--- BEGIN ---

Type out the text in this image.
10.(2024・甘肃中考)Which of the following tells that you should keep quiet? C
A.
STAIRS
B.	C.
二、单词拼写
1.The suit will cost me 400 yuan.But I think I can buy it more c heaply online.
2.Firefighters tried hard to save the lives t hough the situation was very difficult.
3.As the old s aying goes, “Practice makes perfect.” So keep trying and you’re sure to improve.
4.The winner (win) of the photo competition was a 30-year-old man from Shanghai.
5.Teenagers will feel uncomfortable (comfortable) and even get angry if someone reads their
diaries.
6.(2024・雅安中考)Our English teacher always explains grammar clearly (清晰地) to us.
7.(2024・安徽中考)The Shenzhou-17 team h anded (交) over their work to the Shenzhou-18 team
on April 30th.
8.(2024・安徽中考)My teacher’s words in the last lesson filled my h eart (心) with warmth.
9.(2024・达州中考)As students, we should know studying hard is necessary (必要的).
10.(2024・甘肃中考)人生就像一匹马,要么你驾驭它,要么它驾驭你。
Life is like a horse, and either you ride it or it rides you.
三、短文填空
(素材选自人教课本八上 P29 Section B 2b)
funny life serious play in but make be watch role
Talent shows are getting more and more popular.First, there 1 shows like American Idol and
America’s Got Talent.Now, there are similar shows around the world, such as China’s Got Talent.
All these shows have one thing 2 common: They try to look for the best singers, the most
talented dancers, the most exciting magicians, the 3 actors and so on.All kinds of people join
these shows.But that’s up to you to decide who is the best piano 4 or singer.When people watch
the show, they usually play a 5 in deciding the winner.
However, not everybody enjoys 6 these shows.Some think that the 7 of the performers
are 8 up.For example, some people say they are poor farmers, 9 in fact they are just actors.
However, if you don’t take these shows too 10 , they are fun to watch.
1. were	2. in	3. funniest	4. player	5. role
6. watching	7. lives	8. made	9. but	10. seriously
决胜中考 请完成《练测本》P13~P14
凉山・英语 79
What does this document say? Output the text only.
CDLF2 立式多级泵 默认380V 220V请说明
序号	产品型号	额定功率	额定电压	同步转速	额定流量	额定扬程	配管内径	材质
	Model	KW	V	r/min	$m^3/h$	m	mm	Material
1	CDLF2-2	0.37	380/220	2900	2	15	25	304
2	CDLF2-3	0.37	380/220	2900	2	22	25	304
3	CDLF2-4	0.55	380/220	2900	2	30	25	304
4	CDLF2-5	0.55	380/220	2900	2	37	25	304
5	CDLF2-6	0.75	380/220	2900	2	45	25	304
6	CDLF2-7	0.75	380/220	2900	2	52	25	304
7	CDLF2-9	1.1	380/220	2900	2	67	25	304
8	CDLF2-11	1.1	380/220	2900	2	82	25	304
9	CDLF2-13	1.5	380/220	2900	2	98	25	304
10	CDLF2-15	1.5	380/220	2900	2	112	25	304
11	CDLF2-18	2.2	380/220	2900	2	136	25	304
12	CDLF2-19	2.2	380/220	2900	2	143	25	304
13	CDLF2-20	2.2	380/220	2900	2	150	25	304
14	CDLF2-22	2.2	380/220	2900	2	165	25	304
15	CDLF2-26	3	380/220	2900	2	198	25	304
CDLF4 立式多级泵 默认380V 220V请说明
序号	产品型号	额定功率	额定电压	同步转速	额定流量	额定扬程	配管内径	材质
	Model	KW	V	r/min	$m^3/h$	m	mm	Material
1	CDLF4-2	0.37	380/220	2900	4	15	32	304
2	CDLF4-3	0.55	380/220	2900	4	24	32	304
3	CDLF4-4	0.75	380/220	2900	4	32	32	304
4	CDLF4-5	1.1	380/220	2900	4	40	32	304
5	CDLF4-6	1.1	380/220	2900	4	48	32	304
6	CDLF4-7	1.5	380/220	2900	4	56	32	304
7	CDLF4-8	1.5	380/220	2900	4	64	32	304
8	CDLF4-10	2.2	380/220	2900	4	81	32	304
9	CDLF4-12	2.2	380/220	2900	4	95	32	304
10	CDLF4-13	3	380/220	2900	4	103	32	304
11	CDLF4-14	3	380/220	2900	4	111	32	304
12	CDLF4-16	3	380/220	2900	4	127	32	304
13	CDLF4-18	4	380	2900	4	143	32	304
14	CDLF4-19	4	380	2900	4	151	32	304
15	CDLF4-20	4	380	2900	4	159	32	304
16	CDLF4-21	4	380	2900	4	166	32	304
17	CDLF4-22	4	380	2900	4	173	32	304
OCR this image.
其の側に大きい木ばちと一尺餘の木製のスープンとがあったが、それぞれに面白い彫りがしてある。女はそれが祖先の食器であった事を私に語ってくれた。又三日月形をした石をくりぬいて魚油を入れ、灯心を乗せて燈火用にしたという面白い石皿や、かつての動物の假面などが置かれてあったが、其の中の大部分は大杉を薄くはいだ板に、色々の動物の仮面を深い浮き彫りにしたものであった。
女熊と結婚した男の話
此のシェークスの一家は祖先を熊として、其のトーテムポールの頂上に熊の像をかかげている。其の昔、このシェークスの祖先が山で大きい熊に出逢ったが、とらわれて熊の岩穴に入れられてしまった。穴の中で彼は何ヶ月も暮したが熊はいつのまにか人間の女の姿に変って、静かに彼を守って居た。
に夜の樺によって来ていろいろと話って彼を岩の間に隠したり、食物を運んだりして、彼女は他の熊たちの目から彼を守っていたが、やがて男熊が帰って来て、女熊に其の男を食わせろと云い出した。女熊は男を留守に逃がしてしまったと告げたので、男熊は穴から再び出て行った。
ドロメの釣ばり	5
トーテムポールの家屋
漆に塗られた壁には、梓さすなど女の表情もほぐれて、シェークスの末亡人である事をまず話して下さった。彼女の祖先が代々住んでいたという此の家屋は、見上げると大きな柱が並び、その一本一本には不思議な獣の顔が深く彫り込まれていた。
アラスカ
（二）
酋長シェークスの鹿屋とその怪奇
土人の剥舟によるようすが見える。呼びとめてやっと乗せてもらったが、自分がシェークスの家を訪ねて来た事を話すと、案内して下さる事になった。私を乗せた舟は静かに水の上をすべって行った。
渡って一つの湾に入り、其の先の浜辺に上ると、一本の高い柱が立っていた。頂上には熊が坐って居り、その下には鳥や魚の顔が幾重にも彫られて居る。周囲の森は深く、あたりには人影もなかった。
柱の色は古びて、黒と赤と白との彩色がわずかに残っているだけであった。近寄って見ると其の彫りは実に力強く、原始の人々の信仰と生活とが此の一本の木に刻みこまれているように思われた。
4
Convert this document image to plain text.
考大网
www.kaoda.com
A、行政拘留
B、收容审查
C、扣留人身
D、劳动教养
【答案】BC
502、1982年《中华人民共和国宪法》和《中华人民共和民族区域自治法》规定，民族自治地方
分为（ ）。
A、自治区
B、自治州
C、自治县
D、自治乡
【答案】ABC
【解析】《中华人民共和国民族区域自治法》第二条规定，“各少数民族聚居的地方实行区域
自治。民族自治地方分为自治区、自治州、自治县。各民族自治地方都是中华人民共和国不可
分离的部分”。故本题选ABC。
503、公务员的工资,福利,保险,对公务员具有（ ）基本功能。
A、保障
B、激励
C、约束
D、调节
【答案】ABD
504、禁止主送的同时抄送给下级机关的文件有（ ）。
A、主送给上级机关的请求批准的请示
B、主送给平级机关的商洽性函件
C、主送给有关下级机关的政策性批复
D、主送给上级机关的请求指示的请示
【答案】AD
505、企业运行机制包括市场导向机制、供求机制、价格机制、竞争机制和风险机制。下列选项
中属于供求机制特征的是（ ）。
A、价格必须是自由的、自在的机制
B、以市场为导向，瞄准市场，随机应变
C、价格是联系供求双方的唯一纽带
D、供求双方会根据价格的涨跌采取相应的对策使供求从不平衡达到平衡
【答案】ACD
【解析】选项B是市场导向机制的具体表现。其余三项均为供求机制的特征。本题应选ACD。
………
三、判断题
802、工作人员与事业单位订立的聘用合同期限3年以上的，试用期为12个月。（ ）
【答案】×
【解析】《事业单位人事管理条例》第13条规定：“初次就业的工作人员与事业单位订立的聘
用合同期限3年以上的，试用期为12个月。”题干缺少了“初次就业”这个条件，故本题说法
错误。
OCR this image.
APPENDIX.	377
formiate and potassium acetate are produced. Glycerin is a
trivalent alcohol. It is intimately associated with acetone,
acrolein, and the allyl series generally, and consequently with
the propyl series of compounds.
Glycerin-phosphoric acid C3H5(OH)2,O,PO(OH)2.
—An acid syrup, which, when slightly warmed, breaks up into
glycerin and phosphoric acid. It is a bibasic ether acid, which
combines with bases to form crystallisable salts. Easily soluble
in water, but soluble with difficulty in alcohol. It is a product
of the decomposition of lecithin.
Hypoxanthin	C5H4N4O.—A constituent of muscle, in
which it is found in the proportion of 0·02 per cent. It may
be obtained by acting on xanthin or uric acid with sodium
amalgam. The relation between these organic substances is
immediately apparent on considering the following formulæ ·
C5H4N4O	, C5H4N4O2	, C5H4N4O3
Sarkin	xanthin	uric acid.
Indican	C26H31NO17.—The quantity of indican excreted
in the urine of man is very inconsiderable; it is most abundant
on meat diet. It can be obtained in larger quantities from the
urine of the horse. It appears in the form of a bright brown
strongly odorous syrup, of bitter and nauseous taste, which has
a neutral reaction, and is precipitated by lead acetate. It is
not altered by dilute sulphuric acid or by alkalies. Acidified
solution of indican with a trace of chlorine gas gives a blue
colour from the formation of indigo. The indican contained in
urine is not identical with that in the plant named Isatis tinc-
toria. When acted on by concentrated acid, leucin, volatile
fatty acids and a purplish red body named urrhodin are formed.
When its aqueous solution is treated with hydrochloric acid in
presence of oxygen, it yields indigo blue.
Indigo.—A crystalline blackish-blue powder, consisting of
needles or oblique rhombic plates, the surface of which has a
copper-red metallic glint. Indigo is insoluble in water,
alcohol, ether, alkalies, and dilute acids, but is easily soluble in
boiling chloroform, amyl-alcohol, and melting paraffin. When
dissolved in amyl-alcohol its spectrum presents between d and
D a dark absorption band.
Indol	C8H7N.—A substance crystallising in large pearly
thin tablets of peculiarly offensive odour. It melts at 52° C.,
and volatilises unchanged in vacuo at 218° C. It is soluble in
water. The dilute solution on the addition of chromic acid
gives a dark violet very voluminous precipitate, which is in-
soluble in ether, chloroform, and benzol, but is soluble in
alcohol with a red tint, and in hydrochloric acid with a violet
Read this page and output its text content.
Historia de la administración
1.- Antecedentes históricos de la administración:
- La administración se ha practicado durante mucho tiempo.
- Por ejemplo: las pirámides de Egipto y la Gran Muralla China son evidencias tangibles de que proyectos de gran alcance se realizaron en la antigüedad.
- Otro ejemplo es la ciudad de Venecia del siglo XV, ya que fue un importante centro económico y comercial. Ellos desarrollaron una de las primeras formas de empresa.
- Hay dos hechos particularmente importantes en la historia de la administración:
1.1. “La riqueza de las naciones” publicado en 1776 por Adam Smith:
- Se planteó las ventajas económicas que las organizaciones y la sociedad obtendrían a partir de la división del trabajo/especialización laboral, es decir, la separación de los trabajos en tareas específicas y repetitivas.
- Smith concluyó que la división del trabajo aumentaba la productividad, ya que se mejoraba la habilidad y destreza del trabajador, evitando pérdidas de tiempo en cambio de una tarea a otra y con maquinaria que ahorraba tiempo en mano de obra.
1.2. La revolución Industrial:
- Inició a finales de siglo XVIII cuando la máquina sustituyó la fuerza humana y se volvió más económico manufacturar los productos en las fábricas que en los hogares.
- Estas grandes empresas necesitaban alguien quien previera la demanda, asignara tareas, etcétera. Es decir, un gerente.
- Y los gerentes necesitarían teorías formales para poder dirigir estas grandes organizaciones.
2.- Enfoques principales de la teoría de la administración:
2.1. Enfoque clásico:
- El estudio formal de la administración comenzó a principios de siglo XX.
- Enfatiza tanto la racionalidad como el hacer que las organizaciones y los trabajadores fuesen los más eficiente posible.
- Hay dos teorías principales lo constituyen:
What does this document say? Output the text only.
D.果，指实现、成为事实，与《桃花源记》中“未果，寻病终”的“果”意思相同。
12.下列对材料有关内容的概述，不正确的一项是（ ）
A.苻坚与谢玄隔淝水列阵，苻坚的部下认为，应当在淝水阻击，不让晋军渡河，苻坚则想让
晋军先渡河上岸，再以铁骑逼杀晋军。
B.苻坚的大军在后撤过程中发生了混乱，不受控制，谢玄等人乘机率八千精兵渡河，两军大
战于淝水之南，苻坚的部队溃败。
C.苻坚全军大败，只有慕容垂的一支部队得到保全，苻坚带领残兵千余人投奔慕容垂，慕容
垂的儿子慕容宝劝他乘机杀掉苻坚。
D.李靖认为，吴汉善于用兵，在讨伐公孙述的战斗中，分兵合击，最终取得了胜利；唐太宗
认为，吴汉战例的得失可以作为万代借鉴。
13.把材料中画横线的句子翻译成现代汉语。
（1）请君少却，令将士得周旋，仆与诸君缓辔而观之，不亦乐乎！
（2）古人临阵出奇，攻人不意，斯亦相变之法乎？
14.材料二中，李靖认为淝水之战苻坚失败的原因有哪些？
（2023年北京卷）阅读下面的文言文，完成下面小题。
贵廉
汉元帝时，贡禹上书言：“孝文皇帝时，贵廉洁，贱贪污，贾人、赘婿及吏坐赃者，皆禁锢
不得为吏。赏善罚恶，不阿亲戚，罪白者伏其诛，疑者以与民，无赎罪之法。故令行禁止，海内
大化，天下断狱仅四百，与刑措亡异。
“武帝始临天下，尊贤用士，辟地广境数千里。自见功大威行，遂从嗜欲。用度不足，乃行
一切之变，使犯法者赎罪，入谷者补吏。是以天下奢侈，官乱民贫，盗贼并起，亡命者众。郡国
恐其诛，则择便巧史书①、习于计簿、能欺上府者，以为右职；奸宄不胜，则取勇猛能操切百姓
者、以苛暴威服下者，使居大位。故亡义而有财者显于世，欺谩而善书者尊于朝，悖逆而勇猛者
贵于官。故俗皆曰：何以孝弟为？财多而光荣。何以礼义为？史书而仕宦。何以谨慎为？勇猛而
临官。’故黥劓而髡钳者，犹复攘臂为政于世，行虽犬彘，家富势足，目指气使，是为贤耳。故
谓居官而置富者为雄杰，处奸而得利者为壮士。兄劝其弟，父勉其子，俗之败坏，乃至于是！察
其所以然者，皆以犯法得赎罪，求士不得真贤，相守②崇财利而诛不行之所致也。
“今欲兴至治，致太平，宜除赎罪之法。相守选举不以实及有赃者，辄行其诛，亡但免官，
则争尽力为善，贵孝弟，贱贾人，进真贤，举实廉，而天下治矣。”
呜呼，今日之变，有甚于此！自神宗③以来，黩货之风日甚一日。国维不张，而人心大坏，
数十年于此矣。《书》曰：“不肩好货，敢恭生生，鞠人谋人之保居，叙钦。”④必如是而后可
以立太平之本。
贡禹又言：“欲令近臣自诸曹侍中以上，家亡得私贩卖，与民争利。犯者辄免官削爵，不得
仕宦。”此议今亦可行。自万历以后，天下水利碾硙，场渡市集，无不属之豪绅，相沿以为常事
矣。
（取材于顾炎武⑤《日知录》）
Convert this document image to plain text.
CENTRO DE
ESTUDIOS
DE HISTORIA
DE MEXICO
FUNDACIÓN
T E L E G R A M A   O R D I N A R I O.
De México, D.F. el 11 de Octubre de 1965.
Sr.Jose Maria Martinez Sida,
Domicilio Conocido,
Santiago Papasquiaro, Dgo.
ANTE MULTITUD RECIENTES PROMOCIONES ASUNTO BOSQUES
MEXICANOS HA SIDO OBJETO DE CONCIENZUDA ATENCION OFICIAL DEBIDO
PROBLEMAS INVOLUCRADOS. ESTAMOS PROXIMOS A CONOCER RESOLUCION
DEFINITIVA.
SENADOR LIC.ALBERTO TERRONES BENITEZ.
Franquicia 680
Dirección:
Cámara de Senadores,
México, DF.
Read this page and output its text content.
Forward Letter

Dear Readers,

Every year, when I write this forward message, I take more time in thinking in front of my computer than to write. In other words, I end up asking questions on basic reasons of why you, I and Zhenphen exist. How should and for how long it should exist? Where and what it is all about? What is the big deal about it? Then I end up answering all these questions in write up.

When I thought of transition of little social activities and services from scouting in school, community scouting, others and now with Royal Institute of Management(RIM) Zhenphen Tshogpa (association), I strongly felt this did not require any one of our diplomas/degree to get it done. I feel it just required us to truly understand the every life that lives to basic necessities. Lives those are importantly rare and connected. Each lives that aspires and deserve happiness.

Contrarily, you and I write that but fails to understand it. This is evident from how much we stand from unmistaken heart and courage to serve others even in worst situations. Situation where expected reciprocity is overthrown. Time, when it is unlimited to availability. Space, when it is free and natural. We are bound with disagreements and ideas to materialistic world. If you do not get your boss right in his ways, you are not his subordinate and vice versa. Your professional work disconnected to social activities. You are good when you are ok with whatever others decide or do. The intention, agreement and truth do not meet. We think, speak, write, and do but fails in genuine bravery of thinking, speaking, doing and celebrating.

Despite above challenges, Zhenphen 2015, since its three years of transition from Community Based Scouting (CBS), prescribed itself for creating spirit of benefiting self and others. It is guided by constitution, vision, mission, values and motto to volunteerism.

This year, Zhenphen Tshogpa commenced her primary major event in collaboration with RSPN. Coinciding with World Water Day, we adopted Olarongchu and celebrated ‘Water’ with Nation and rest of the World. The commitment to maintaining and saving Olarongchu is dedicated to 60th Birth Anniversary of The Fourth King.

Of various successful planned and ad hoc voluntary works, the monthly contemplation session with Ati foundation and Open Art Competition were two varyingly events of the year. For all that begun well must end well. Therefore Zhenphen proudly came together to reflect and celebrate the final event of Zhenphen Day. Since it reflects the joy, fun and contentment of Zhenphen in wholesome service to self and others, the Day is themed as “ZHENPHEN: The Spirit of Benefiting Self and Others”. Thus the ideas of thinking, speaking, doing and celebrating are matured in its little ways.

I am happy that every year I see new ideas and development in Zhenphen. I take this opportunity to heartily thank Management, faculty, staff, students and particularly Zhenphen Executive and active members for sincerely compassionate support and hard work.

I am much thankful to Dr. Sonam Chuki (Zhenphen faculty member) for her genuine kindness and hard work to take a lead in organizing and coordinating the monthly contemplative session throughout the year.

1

--- END ---

◆ TASK DESCRIPTION ◆
Only the number is wanted: how many lines in the entries above contain the word "little"?

◆ RESPONSE ◆
2